▶ _Exercise goal_
Write out every entry, unchanged. Skip any picture.

▶ _Data_

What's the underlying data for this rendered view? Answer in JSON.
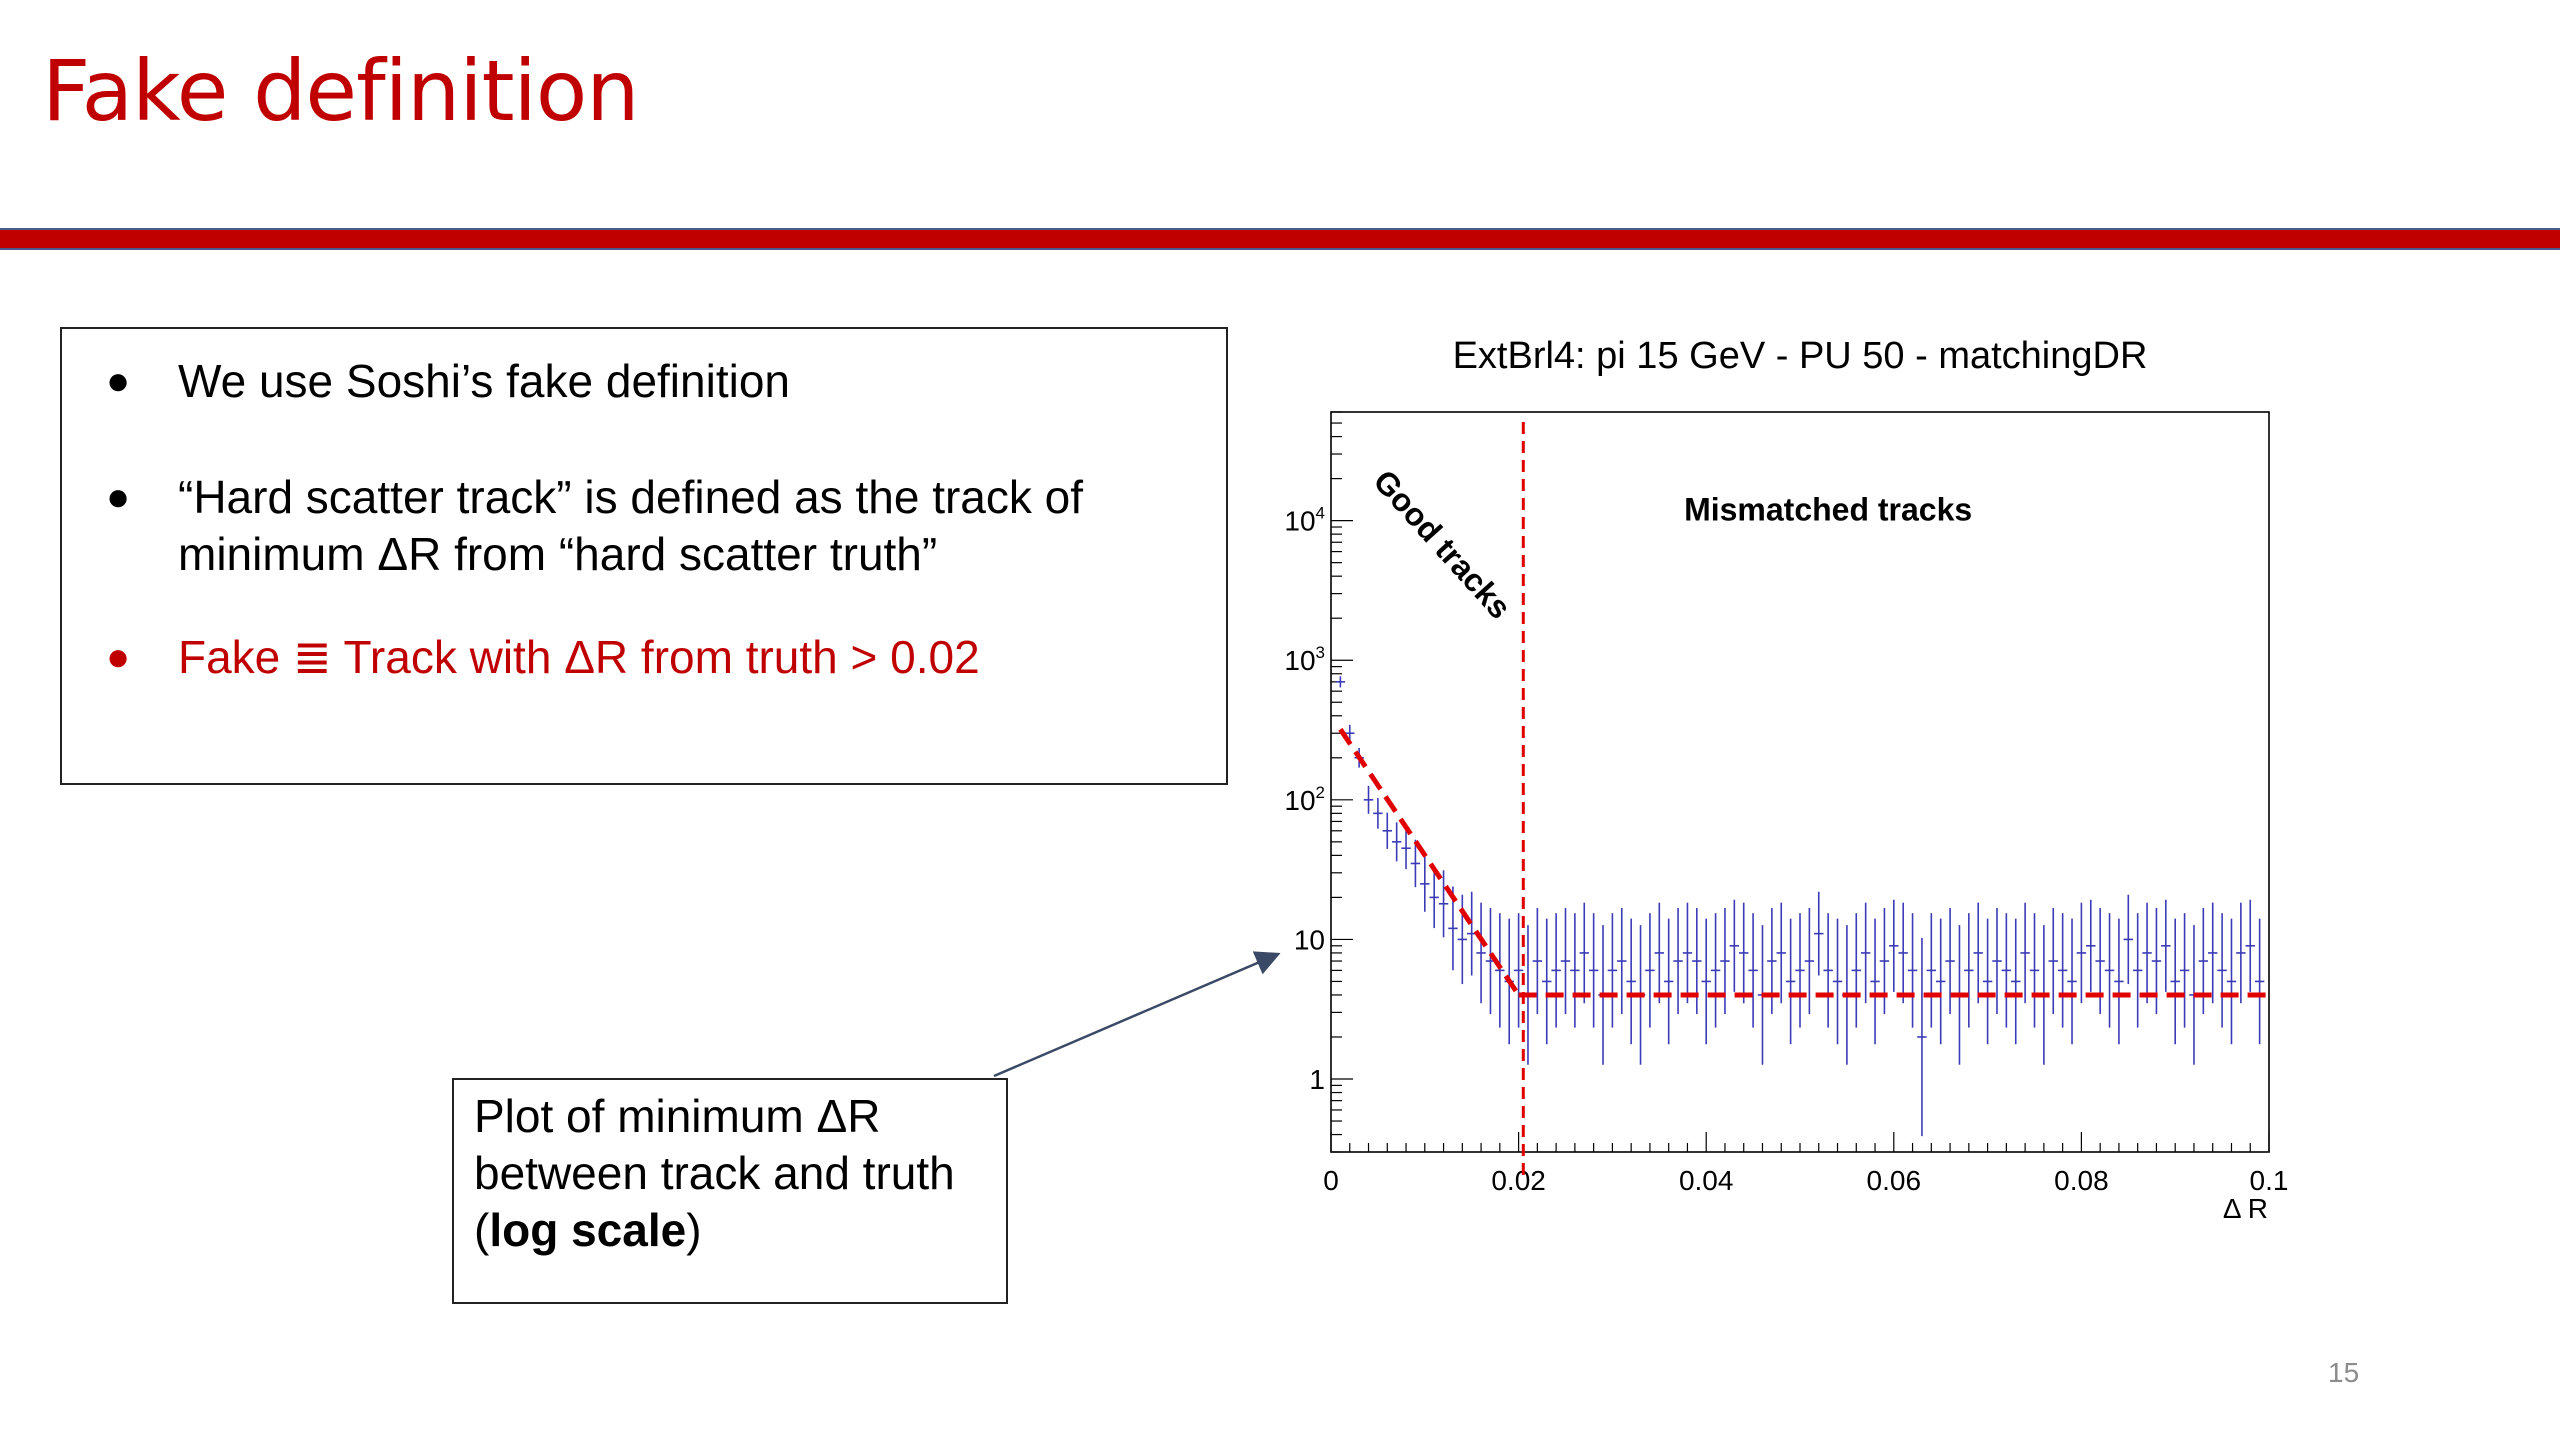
{
  "slide": {
    "title": "Fake definition",
    "page_number": "15",
    "colors": {
      "accent": "#c00000",
      "rule_border": "#4a5a8c",
      "data_points": "#3b3bb8"
    }
  },
  "bullets": [
    {
      "text": "We use Soshi’s fake definition",
      "highlight": false
    },
    {
      "text": "“Hard scatter track” is defined as the track of minimum ΔR from “hard scatter truth”",
      "highlight": false
    },
    {
      "text": "Fake ≣ Track with ΔR from truth > 0.02",
      "highlight": true
    }
  ],
  "callout": {
    "line1": "Plot of minimum ΔR",
    "line2": "between track and truth",
    "paren_open": "(",
    "bold": "log scale",
    "paren_close": ")"
  },
  "chart_data": {
    "type": "scatter",
    "title": "ExtBrl4: pi 15 GeV - PU 50 - matchingDR",
    "xlabel": "Δ R",
    "ylabel": "",
    "xlim": [
      0,
      0.1
    ],
    "ylim": [
      0.3,
      60000
    ],
    "y_scale": "log",
    "x_tick_labels": [
      "0",
      "0.02",
      "0.04",
      "0.06",
      "0.08",
      "0.1"
    ],
    "y_tick_labels": [
      {
        "value": 1,
        "base": "1",
        "exp": ""
      },
      {
        "value": 10,
        "base": "10",
        "exp": ""
      },
      {
        "value": 100,
        "base": "10",
        "exp": "2"
      },
      {
        "value": 1000,
        "base": "10",
        "exp": "3"
      },
      {
        "value": 10000,
        "base": "10",
        "exp": "4"
      }
    ],
    "annotations": [
      {
        "text": "Good tracks",
        "x": 0.011,
        "y": 6000
      },
      {
        "text": "Mismatched tracks",
        "x": 0.053,
        "y": 10000
      }
    ],
    "cut_line_x": 0.0205,
    "fit_segments": [
      {
        "x": [
          0.001,
          0.02
        ],
        "y": [
          320,
          4
        ]
      },
      {
        "x": [
          0.02,
          0.1
        ],
        "y": [
          4,
          4
        ]
      }
    ],
    "series": [
      {
        "x": [
          0.001,
          0.002,
          0.003,
          0.004,
          0.005,
          0.006,
          0.007,
          0.008,
          0.009,
          0.01,
          0.011,
          0.012,
          0.013,
          0.014,
          0.015,
          0.016,
          0.017,
          0.018,
          0.019,
          0.02,
          0.021,
          0.022,
          0.023,
          0.024,
          0.025,
          0.026,
          0.027,
          0.028,
          0.029,
          0.03,
          0.031,
          0.032,
          0.033,
          0.034,
          0.035,
          0.036,
          0.037,
          0.038,
          0.039,
          0.04,
          0.041,
          0.042,
          0.043,
          0.044,
          0.045,
          0.046,
          0.047,
          0.048,
          0.049,
          0.05,
          0.051,
          0.052,
          0.053,
          0.054,
          0.055,
          0.056,
          0.057,
          0.058,
          0.059,
          0.06,
          0.061,
          0.062,
          0.063,
          0.064,
          0.065,
          0.066,
          0.067,
          0.068,
          0.069,
          0.07,
          0.071,
          0.072,
          0.073,
          0.074,
          0.075,
          0.076,
          0.077,
          0.078,
          0.079,
          0.08,
          0.081,
          0.082,
          0.083,
          0.084,
          0.085,
          0.086,
          0.087,
          0.088,
          0.089,
          0.09,
          0.091,
          0.092,
          0.093,
          0.094,
          0.095,
          0.096,
          0.097,
          0.098,
          0.099
        ],
        "y": [
          700,
          300,
          200,
          100,
          80,
          60,
          50,
          45,
          35,
          25,
          20,
          18,
          12,
          10,
          11,
          8,
          7,
          6,
          5,
          6,
          4,
          7,
          5,
          6,
          7,
          6,
          8,
          6,
          4,
          6,
          7,
          5,
          4,
          6,
          8,
          5,
          7,
          8,
          7,
          5,
          6,
          7,
          9,
          8,
          6,
          4,
          7,
          8,
          5,
          6,
          7,
          11,
          6,
          5,
          4,
          6,
          8,
          5,
          7,
          9,
          8,
          6,
          2,
          6,
          5,
          7,
          4,
          6,
          8,
          5,
          7,
          6,
          5,
          8,
          6,
          4,
          7,
          6,
          5,
          8,
          9,
          7,
          6,
          5,
          10,
          6,
          8,
          7,
          9,
          5,
          6,
          4,
          7,
          8,
          6,
          5,
          8,
          9,
          5
        ],
        "err_low": [
          0.04,
          0.06,
          0.07,
          0.1,
          0.11,
          0.13,
          0.14,
          0.15,
          0.17,
          0.2,
          0.22,
          0.24,
          0.3,
          0.32,
          0.3,
          0.36,
          0.38,
          0.41,
          0.45,
          0.41,
          0.5,
          0.38,
          0.45,
          0.41,
          0.38,
          0.41,
          0.36,
          0.41,
          0.5,
          0.41,
          0.38,
          0.45,
          0.5,
          0.41,
          0.36,
          0.45,
          0.38,
          0.36,
          0.38,
          0.45,
          0.41,
          0.38,
          0.33,
          0.36,
          0.41,
          0.5,
          0.38,
          0.36,
          0.45,
          0.41,
          0.38,
          0.3,
          0.41,
          0.45,
          0.5,
          0.41,
          0.36,
          0.45,
          0.38,
          0.33,
          0.36,
          0.41,
          0.71,
          0.41,
          0.45,
          0.38,
          0.5,
          0.41,
          0.36,
          0.45,
          0.38,
          0.41,
          0.45,
          0.36,
          0.41,
          0.5,
          0.38,
          0.41,
          0.45,
          0.36,
          0.33,
          0.38,
          0.41,
          0.45,
          0.32,
          0.41,
          0.36,
          0.38,
          0.33,
          0.45,
          0.41,
          0.5,
          0.38,
          0.36,
          0.41,
          0.45,
          0.36,
          0.33,
          0.45
        ]
      }
    ],
    "grid": false,
    "legend": "none"
  }
}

▶ _Solution_
What's the underlying data for this rendered view? Answer in JSON.
{
  "slide": {
    "title": "Fake definition",
    "page_number": "15",
    "colors": {
      "accent": "#c00000",
      "rule_border": "#4a5a8c",
      "data_points": "#3b3bb8"
    }
  },
  "bullets": [
    {
      "text": "We use Soshi’s fake definition",
      "highlight": false
    },
    {
      "text": "“Hard scatter track” is defined as the track of minimum ΔR from “hard scatter truth”",
      "highlight": false
    },
    {
      "text": "Fake ≣ Track with ΔR from truth > 0.02",
      "highlight": true
    }
  ],
  "callout": {
    "line1": "Plot of minimum ΔR",
    "line2": "between track and truth",
    "paren_open": "(",
    "bold": "log scale",
    "paren_close": ")"
  },
  "chart_data": {
    "type": "scatter",
    "title": "ExtBrl4: pi 15 GeV - PU 50 - matchingDR",
    "xlabel": "Δ R",
    "ylabel": "",
    "xlim": [
      0,
      0.1
    ],
    "ylim": [
      0.3,
      60000
    ],
    "y_scale": "log",
    "x_tick_labels": [
      "0",
      "0.02",
      "0.04",
      "0.06",
      "0.08",
      "0.1"
    ],
    "y_tick_labels": [
      {
        "value": 1,
        "base": "1",
        "exp": ""
      },
      {
        "value": 10,
        "base": "10",
        "exp": ""
      },
      {
        "value": 100,
        "base": "10",
        "exp": "2"
      },
      {
        "value": 1000,
        "base": "10",
        "exp": "3"
      },
      {
        "value": 10000,
        "base": "10",
        "exp": "4"
      }
    ],
    "annotations": [
      {
        "text": "Good tracks",
        "x": 0.011,
        "y": 6000
      },
      {
        "text": "Mismatched tracks",
        "x": 0.053,
        "y": 10000
      }
    ],
    "cut_line_x": 0.0205,
    "fit_segments": [
      {
        "x": [
          0.001,
          0.02
        ],
        "y": [
          320,
          4
        ]
      },
      {
        "x": [
          0.02,
          0.1
        ],
        "y": [
          4,
          4
        ]
      }
    ],
    "series": [
      {
        "x": [
          0.001,
          0.002,
          0.003,
          0.004,
          0.005,
          0.006,
          0.007,
          0.008,
          0.009,
          0.01,
          0.011,
          0.012,
          0.013,
          0.014,
          0.015,
          0.016,
          0.017,
          0.018,
          0.019,
          0.02,
          0.021,
          0.022,
          0.023,
          0.024,
          0.025,
          0.026,
          0.027,
          0.028,
          0.029,
          0.03,
          0.031,
          0.032,
          0.033,
          0.034,
          0.035,
          0.036,
          0.037,
          0.038,
          0.039,
          0.04,
          0.041,
          0.042,
          0.043,
          0.044,
          0.045,
          0.046,
          0.047,
          0.048,
          0.049,
          0.05,
          0.051,
          0.052,
          0.053,
          0.054,
          0.055,
          0.056,
          0.057,
          0.058,
          0.059,
          0.06,
          0.061,
          0.062,
          0.063,
          0.064,
          0.065,
          0.066,
          0.067,
          0.068,
          0.069,
          0.07,
          0.071,
          0.072,
          0.073,
          0.074,
          0.075,
          0.076,
          0.077,
          0.078,
          0.079,
          0.08,
          0.081,
          0.082,
          0.083,
          0.084,
          0.085,
          0.086,
          0.087,
          0.088,
          0.089,
          0.09,
          0.091,
          0.092,
          0.093,
          0.094,
          0.095,
          0.096,
          0.097,
          0.098,
          0.099
        ],
        "y": [
          700,
          300,
          200,
          100,
          80,
          60,
          50,
          45,
          35,
          25,
          20,
          18,
          12,
          10,
          11,
          8,
          7,
          6,
          5,
          6,
          4,
          7,
          5,
          6,
          7,
          6,
          8,
          6,
          4,
          6,
          7,
          5,
          4,
          6,
          8,
          5,
          7,
          8,
          7,
          5,
          6,
          7,
          9,
          8,
          6,
          4,
          7,
          8,
          5,
          6,
          7,
          11,
          6,
          5,
          4,
          6,
          8,
          5,
          7,
          9,
          8,
          6,
          2,
          6,
          5,
          7,
          4,
          6,
          8,
          5,
          7,
          6,
          5,
          8,
          6,
          4,
          7,
          6,
          5,
          8,
          9,
          7,
          6,
          5,
          10,
          6,
          8,
          7,
          9,
          5,
          6,
          4,
          7,
          8,
          6,
          5,
          8,
          9,
          5
        ],
        "err_low": [
          0.04,
          0.06,
          0.07,
          0.1,
          0.11,
          0.13,
          0.14,
          0.15,
          0.17,
          0.2,
          0.22,
          0.24,
          0.3,
          0.32,
          0.3,
          0.36,
          0.38,
          0.41,
          0.45,
          0.41,
          0.5,
          0.38,
          0.45,
          0.41,
          0.38,
          0.41,
          0.36,
          0.41,
          0.5,
          0.41,
          0.38,
          0.45,
          0.5,
          0.41,
          0.36,
          0.45,
          0.38,
          0.36,
          0.38,
          0.45,
          0.41,
          0.38,
          0.33,
          0.36,
          0.41,
          0.5,
          0.38,
          0.36,
          0.45,
          0.41,
          0.38,
          0.3,
          0.41,
          0.45,
          0.5,
          0.41,
          0.36,
          0.45,
          0.38,
          0.33,
          0.36,
          0.41,
          0.71,
          0.41,
          0.45,
          0.38,
          0.5,
          0.41,
          0.36,
          0.45,
          0.38,
          0.41,
          0.45,
          0.36,
          0.41,
          0.5,
          0.38,
          0.41,
          0.45,
          0.36,
          0.33,
          0.38,
          0.41,
          0.45,
          0.32,
          0.41,
          0.36,
          0.38,
          0.33,
          0.45,
          0.41,
          0.5,
          0.38,
          0.36,
          0.41,
          0.45,
          0.36,
          0.33,
          0.45
        ]
      }
    ],
    "grid": false,
    "legend": "none"
  }
}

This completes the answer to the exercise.